* What you need to do: Copy all the material below, exactly as it stands.

○ ○ ○ ○

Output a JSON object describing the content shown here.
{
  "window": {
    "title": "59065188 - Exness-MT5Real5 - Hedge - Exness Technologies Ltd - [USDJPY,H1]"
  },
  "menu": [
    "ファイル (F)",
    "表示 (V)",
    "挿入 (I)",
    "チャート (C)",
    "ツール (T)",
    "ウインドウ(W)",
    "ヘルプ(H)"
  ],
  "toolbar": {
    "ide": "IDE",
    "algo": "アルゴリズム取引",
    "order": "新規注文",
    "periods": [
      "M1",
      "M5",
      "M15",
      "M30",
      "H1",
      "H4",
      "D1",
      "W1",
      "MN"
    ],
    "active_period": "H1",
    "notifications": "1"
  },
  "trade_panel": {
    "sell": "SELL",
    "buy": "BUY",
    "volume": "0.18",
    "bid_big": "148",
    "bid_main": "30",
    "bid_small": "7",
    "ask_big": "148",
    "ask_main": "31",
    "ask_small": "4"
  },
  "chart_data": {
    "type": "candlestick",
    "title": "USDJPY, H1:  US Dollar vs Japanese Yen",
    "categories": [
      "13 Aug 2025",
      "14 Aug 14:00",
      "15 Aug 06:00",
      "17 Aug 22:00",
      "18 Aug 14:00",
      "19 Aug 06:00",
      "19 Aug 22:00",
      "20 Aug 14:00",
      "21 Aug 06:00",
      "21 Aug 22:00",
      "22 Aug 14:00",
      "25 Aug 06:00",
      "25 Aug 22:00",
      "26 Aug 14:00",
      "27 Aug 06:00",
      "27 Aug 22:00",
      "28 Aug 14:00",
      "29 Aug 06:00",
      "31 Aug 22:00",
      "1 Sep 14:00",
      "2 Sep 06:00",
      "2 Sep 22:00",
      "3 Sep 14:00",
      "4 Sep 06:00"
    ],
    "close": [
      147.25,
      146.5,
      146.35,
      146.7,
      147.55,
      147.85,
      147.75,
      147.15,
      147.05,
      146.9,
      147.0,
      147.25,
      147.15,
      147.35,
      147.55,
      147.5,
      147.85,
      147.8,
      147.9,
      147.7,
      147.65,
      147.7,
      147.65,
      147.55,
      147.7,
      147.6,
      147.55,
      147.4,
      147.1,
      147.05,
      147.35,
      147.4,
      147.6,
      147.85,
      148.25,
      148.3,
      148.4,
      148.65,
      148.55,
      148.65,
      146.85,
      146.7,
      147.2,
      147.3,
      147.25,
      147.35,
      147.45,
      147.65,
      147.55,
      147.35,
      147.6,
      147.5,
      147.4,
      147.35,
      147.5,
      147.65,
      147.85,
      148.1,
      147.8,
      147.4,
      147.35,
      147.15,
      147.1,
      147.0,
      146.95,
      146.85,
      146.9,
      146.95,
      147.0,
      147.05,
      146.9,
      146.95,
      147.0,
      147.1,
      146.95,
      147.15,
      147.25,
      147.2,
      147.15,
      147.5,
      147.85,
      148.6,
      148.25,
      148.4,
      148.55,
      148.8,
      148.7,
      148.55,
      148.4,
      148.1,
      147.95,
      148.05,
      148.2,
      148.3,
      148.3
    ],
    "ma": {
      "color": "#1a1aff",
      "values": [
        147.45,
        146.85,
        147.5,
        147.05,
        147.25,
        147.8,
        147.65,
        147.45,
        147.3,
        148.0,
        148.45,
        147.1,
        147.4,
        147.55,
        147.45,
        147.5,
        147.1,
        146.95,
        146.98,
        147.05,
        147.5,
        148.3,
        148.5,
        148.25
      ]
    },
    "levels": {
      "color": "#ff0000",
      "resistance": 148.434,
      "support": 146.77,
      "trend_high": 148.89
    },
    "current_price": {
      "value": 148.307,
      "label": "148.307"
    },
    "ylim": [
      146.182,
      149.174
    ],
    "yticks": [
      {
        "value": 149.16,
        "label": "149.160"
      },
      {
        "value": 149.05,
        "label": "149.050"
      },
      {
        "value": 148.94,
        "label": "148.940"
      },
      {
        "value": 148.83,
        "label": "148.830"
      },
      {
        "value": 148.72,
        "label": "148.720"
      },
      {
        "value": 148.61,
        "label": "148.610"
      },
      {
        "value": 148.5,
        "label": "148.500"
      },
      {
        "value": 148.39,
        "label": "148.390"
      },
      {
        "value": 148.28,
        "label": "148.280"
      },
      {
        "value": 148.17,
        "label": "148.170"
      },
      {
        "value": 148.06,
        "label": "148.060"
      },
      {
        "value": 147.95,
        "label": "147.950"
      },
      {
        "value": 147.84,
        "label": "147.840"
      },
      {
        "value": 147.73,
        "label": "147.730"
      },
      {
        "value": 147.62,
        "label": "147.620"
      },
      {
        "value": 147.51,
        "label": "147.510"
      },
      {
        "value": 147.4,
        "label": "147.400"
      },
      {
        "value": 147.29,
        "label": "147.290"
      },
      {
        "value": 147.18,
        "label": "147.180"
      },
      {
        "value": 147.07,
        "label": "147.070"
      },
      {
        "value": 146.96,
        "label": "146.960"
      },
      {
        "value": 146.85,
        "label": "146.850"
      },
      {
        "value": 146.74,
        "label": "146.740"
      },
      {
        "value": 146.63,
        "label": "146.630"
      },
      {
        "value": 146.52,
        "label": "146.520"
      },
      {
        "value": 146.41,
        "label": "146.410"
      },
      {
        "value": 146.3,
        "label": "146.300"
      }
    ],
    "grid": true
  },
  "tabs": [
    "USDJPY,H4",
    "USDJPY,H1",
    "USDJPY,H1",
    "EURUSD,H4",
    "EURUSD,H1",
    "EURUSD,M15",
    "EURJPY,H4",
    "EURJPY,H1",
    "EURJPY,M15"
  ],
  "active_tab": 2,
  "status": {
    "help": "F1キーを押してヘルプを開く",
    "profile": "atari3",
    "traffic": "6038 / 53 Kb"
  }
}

○ ○ ○ ○

* Solution to this task:
Output a JSON object describing the content shown here.
{
  "window": {
    "title": "59065188 - Exness-MT5Real5 - Hedge - Exness Technologies Ltd - [USDJPY,H1]"
  },
  "menu": [
    "ファイル (F)",
    "表示 (V)",
    "挿入 (I)",
    "チャート (C)",
    "ツール (T)",
    "ウインドウ(W)",
    "ヘルプ(H)"
  ],
  "toolbar": {
    "ide": "IDE",
    "algo": "アルゴリズム取引",
    "order": "新規注文",
    "periods": [
      "M1",
      "M5",
      "M15",
      "M30",
      "H1",
      "H4",
      "D1",
      "W1",
      "MN"
    ],
    "active_period": "H1",
    "notifications": "1"
  },
  "trade_panel": {
    "sell": "SELL",
    "buy": "BUY",
    "volume": "0.18",
    "bid_big": "148",
    "bid_main": "30",
    "bid_small": "7",
    "ask_big": "148",
    "ask_main": "31",
    "ask_small": "4"
  },
  "chart_data": {
    "type": "candlestick",
    "title": "USDJPY, H1:  US Dollar vs Japanese Yen",
    "categories": [
      "13 Aug 2025",
      "14 Aug 14:00",
      "15 Aug 06:00",
      "17 Aug 22:00",
      "18 Aug 14:00",
      "19 Aug 06:00",
      "19 Aug 22:00",
      "20 Aug 14:00",
      "21 Aug 06:00",
      "21 Aug 22:00",
      "22 Aug 14:00",
      "25 Aug 06:00",
      "25 Aug 22:00",
      "26 Aug 14:00",
      "27 Aug 06:00",
      "27 Aug 22:00",
      "28 Aug 14:00",
      "29 Aug 06:00",
      "31 Aug 22:00",
      "1 Sep 14:00",
      "2 Sep 06:00",
      "2 Sep 22:00",
      "3 Sep 14:00",
      "4 Sep 06:00"
    ],
    "close": [
      147.25,
      146.5,
      146.35,
      146.7,
      147.55,
      147.85,
      147.75,
      147.15,
      147.05,
      146.9,
      147.0,
      147.25,
      147.15,
      147.35,
      147.55,
      147.5,
      147.85,
      147.8,
      147.9,
      147.7,
      147.65,
      147.7,
      147.65,
      147.55,
      147.7,
      147.6,
      147.55,
      147.4,
      147.1,
      147.05,
      147.35,
      147.4,
      147.6,
      147.85,
      148.25,
      148.3,
      148.4,
      148.65,
      148.55,
      148.65,
      146.85,
      146.7,
      147.2,
      147.3,
      147.25,
      147.35,
      147.45,
      147.65,
      147.55,
      147.35,
      147.6,
      147.5,
      147.4,
      147.35,
      147.5,
      147.65,
      147.85,
      148.1,
      147.8,
      147.4,
      147.35,
      147.15,
      147.1,
      147.0,
      146.95,
      146.85,
      146.9,
      146.95,
      147.0,
      147.05,
      146.9,
      146.95,
      147.0,
      147.1,
      146.95,
      147.15,
      147.25,
      147.2,
      147.15,
      147.5,
      147.85,
      148.6,
      148.25,
      148.4,
      148.55,
      148.8,
      148.7,
      148.55,
      148.4,
      148.1,
      147.95,
      148.05,
      148.2,
      148.3,
      148.3
    ],
    "ma": {
      "color": "#1a1aff",
      "values": [
        147.45,
        146.85,
        147.5,
        147.05,
        147.25,
        147.8,
        147.65,
        147.45,
        147.3,
        148.0,
        148.45,
        147.1,
        147.4,
        147.55,
        147.45,
        147.5,
        147.1,
        146.95,
        146.98,
        147.05,
        147.5,
        148.3,
        148.5,
        148.25
      ]
    },
    "levels": {
      "color": "#ff0000",
      "resistance": 148.434,
      "support": 146.77,
      "trend_high": 148.89
    },
    "current_price": {
      "value": 148.307,
      "label": "148.307"
    },
    "ylim": [
      146.182,
      149.174
    ],
    "yticks": [
      {
        "value": 149.16,
        "label": "149.160"
      },
      {
        "value": 149.05,
        "label": "149.050"
      },
      {
        "value": 148.94,
        "label": "148.940"
      },
      {
        "value": 148.83,
        "label": "148.830"
      },
      {
        "value": 148.72,
        "label": "148.720"
      },
      {
        "value": 148.61,
        "label": "148.610"
      },
      {
        "value": 148.5,
        "label": "148.500"
      },
      {
        "value": 148.39,
        "label": "148.390"
      },
      {
        "value": 148.28,
        "label": "148.280"
      },
      {
        "value": 148.17,
        "label": "148.170"
      },
      {
        "value": 148.06,
        "label": "148.060"
      },
      {
        "value": 147.95,
        "label": "147.950"
      },
      {
        "value": 147.84,
        "label": "147.840"
      },
      {
        "value": 147.73,
        "label": "147.730"
      },
      {
        "value": 147.62,
        "label": "147.620"
      },
      {
        "value": 147.51,
        "label": "147.510"
      },
      {
        "value": 147.4,
        "label": "147.400"
      },
      {
        "value": 147.29,
        "label": "147.290"
      },
      {
        "value": 147.18,
        "label": "147.180"
      },
      {
        "value": 147.07,
        "label": "147.070"
      },
      {
        "value": 146.96,
        "label": "146.960"
      },
      {
        "value": 146.85,
        "label": "146.850"
      },
      {
        "value": 146.74,
        "label": "146.740"
      },
      {
        "value": 146.63,
        "label": "146.630"
      },
      {
        "value": 146.52,
        "label": "146.520"
      },
      {
        "value": 146.41,
        "label": "146.410"
      },
      {
        "value": 146.3,
        "label": "146.300"
      }
    ],
    "grid": true
  },
  "tabs": [
    "USDJPY,H4",
    "USDJPY,H1",
    "USDJPY,H1",
    "EURUSD,H4",
    "EURUSD,H1",
    "EURUSD,M15",
    "EURJPY,H4",
    "EURJPY,H1",
    "EURJPY,M15"
  ],
  "active_tab": 2,
  "status": {
    "help": "F1キーを押してヘルプを開く",
    "profile": "atari3",
    "traffic": "6038 / 53 Kb"
  }
}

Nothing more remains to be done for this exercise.